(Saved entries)
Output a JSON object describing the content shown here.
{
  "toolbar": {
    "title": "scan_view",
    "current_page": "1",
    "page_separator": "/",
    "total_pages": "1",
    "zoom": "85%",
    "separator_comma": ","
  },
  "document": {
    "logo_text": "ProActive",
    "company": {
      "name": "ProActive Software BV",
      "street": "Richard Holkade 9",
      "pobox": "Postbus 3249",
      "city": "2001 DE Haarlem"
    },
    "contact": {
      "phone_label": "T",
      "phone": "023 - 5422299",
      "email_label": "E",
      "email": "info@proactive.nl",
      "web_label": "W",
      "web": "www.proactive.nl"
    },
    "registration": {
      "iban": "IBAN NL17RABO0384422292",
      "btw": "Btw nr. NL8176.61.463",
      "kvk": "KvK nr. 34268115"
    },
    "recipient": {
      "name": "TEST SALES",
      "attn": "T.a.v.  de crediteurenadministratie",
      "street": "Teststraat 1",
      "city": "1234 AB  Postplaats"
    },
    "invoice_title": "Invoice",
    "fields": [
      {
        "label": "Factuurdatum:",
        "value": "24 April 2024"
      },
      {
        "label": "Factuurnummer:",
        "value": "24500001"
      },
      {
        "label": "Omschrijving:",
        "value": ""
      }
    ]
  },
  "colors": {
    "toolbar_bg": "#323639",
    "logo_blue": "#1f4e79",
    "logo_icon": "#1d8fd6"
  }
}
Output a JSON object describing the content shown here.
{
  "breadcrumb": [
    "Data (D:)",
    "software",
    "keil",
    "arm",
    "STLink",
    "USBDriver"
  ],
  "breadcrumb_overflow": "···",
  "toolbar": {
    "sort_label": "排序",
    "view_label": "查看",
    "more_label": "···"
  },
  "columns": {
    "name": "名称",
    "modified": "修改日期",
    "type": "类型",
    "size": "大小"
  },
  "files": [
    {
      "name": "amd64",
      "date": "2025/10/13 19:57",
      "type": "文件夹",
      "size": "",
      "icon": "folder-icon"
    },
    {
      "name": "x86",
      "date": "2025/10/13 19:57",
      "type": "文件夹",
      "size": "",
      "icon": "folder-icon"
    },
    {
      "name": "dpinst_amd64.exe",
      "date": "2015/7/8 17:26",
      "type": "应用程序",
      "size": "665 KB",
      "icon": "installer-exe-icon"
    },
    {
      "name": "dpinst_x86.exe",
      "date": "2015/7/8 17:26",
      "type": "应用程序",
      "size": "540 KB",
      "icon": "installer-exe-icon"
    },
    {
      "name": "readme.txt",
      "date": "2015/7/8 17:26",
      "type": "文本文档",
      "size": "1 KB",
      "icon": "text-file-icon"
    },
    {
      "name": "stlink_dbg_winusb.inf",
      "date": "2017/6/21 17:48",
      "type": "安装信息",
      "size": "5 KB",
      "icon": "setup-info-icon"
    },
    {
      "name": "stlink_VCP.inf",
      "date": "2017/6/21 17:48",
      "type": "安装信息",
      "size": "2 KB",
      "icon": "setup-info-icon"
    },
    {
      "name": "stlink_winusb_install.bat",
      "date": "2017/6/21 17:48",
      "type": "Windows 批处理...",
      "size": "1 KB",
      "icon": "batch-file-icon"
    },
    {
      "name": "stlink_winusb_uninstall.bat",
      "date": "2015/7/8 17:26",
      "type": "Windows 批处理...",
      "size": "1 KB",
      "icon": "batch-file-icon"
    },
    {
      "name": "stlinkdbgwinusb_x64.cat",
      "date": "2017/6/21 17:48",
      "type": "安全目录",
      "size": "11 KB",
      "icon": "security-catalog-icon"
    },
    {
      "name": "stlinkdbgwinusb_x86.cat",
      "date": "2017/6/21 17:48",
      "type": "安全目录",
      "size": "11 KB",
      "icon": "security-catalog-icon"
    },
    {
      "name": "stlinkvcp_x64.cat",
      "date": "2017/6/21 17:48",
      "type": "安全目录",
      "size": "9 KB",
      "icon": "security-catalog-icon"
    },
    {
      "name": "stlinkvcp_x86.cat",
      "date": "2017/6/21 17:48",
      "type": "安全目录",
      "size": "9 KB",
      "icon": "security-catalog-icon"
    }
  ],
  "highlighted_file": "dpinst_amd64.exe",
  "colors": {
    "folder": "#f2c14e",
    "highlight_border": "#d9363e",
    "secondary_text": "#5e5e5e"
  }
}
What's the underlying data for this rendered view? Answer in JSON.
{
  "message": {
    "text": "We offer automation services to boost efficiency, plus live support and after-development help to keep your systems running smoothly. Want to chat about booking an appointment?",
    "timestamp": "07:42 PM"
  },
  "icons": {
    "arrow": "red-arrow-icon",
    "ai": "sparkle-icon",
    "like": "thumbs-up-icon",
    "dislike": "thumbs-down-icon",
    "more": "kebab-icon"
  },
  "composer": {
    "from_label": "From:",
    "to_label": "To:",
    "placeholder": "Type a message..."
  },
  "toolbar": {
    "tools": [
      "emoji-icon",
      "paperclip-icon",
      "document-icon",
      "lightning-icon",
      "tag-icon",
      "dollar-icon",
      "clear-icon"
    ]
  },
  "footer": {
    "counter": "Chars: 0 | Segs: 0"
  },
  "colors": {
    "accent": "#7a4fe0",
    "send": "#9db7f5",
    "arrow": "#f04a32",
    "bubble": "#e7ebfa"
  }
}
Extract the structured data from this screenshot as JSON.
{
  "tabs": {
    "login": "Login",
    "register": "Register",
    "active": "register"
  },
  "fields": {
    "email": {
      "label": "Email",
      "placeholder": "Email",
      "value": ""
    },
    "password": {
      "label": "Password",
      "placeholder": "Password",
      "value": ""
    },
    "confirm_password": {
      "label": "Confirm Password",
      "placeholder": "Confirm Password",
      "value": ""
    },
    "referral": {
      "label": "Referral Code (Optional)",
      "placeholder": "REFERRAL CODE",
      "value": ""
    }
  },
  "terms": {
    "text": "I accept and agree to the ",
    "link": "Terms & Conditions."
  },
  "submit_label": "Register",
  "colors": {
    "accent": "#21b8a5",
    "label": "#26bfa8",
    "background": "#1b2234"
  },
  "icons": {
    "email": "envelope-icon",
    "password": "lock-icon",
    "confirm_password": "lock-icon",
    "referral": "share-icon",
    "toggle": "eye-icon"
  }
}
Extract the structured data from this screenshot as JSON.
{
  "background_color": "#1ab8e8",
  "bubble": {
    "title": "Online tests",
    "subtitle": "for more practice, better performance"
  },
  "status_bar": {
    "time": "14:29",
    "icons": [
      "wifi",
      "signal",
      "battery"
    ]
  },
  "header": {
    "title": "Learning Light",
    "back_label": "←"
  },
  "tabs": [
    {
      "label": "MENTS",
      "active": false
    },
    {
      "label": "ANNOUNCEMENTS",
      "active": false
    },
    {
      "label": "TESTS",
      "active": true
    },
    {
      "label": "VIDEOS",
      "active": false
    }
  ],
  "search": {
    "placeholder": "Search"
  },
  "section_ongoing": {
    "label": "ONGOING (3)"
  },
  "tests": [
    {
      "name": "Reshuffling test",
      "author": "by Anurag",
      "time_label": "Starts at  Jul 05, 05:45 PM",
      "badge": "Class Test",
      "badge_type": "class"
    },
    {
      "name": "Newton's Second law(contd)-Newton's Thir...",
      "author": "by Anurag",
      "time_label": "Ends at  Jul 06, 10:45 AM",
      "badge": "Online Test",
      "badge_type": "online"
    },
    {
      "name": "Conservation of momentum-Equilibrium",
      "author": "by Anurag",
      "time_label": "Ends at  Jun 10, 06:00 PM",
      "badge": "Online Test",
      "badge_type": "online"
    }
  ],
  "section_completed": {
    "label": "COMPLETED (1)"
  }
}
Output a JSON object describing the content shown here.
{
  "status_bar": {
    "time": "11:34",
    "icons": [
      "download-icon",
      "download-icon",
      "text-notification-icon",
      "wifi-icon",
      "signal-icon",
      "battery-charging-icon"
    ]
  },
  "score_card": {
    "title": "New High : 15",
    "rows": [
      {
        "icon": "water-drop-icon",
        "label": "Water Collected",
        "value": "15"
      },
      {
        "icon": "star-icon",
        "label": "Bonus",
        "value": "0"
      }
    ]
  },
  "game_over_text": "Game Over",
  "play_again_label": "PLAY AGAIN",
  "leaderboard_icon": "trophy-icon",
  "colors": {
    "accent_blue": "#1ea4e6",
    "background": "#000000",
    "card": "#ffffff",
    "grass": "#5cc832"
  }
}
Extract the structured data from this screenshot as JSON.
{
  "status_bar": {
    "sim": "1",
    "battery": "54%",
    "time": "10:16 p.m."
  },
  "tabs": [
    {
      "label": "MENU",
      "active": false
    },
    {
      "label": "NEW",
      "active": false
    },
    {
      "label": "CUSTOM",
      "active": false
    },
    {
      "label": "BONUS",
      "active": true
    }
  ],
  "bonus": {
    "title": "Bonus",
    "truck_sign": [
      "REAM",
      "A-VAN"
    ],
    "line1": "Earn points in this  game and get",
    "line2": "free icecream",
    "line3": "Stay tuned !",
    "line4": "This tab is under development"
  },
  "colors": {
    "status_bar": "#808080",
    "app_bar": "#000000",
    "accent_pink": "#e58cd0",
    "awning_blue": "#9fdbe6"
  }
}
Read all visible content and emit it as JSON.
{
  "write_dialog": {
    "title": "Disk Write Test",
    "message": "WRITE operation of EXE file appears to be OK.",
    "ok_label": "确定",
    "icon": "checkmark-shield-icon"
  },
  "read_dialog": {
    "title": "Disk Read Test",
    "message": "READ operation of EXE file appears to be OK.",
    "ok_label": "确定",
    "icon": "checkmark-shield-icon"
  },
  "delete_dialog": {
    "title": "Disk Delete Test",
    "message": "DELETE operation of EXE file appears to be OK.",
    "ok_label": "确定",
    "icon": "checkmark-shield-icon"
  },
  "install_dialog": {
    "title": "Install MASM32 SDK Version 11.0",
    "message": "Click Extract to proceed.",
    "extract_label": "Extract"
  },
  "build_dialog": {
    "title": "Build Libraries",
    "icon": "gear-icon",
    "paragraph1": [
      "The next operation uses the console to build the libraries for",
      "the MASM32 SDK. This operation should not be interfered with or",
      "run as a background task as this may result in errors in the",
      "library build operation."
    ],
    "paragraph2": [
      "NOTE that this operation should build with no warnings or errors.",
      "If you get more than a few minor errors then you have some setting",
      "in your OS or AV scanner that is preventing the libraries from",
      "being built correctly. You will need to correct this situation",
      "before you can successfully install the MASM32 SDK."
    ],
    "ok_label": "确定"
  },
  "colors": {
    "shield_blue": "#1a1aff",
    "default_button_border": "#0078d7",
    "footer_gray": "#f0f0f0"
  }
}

### Goal of the exercise
Find the lines containing "lock" and list every one of them.

### Complete response
    "password": "lock-icon",
    "confirm_password": "lock-icon",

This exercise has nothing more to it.